* Available data
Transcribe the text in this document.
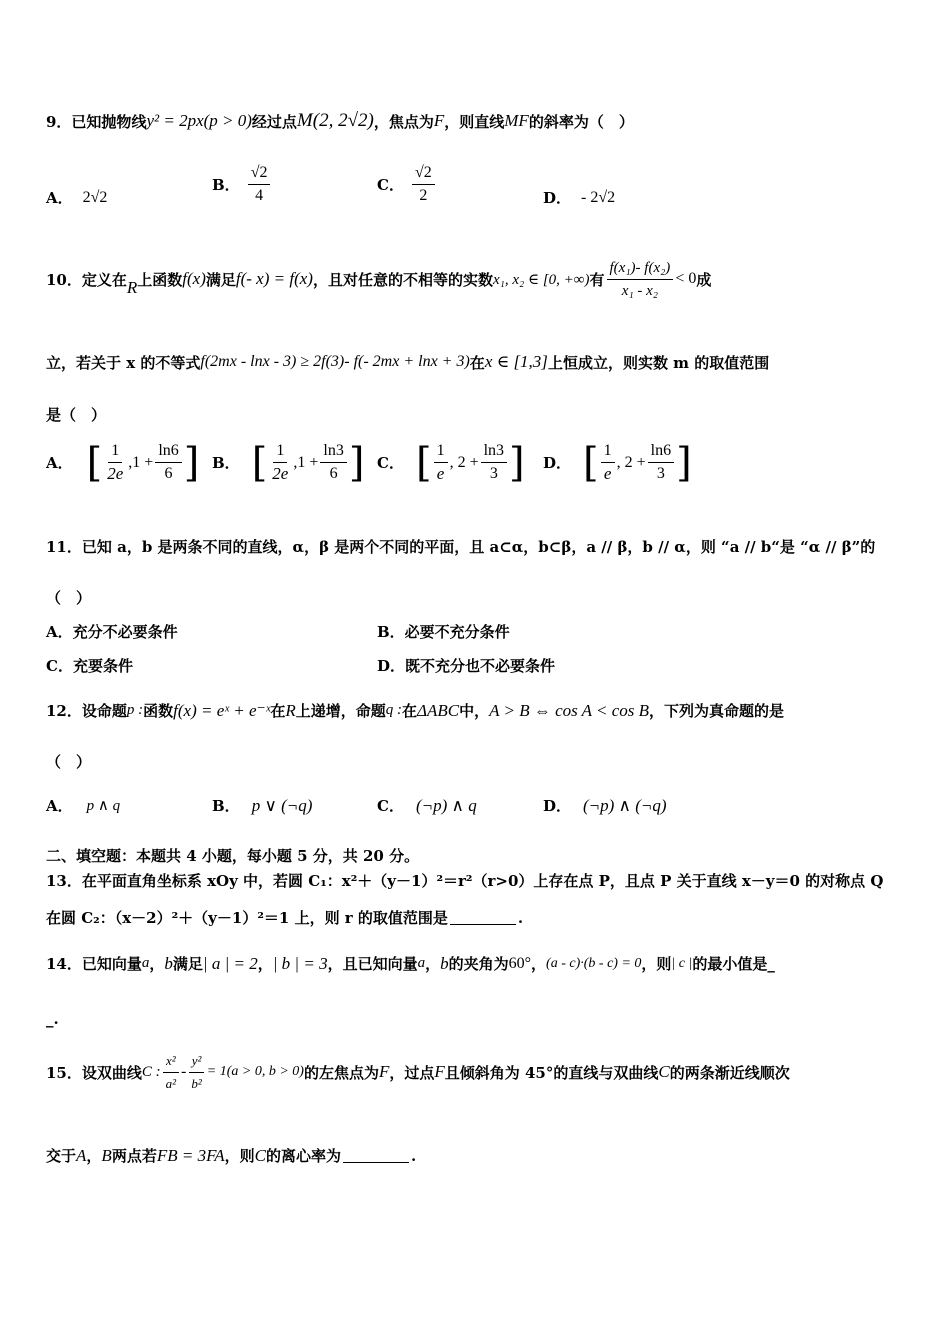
9．已知抛物线 y² = 2px(p > 0) 经过点 M(2, 2√2) ，焦点为 F ，则直线 MF 的斜率为（　）
A． 2√2
B． $\frac{√2}{4}$	C． $\frac{√2}{2}$	D． - 2√2
10．定义在 R 上函数 f(x) 满足 f(- x) = f(x) ，且对任意的不相等的实数 x₁, x₂ ∈ [0, +∞) 有 $\frac{\text{f(x₁)- f(x₂)}}{\text{x₁ - x₂}} < 0$ 成
立，若关于 x 的不等式 f(2mx - lnx - 3) ≥ 2f(3)- f(- 2mx + lnx + 3) 在 x ∈ [1,3] 上恒成立，则实数 m 的取值范围
是（　）
A． [ $\frac{1}{2e} ,1 + \frac{\ln 6}{6}$ ] B． [ $\frac{1}{2e} ,1 + \frac{\ln 3}{6}$ ] C． [ $\frac{1}{e}$ , $2 + \frac{\ln 3}{3}$ ] D． [ $\frac{1}{e}$ , $2 + \frac{\ln 6}{3}$ ]
11．已知 a，b 是两条不同的直线，α，β 是两个不同的平面，且 a⊂α，b⊂β，a // β，b // α，则 “a // b“是 “α // β”的
（　）
A．充分不必要条件	B．必要不充分条件
C．充要条件	D．既不充分也不必要条件
12．设命题 p : 函数 f(x) = eˣ + e⁻ˣ 在 R 上递增，命题 q : 在 ΔABC 中， A > B ⇔ cos A < cos B ，下列为真命题的是
（　）
A． p ∧ q	B． p ∨ (¬q)	C． (¬p) ∧ q	D． (¬p) ∧ (¬q)
二、填空题：本题共 4 小题，每小题 5 分，共 20 分。
13．在平面直角坐标系 xOy 中，若圆 C₁：x²＋（y－1）²＝r²（r>0）上存在点 P，且点 P 关于直线 x－y＝0 的对称点 Q
在圆 C₂：（x－2）²＋（y－1）²＝1 上，则 r 的取值范围是	.
14．已知向量 a ， b 满足 | a | = 2 ， | b | = 3 ，且已知向量 a ， b 的夹角为 60° ， (a - c)·(b - c) = 0 ，则 | c | 的最小值是_
_.
15．设双曲线 C : $\frac{\text{x²}}{\text{a²}} - \frac{\text{y²}}{\text{b²}} = 1(a > 0$, b > 0) 的左焦点为 F ，过点 F 且倾斜角为 45°的直线与双曲线 C 的两条渐近线顺次
交于 A ， B 两点若 FB = 3FA ，则 C 的离心率为	.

* Short problem
How many lines in the records above contain the word "frac"? Give only the number.

* Result of this exercise
4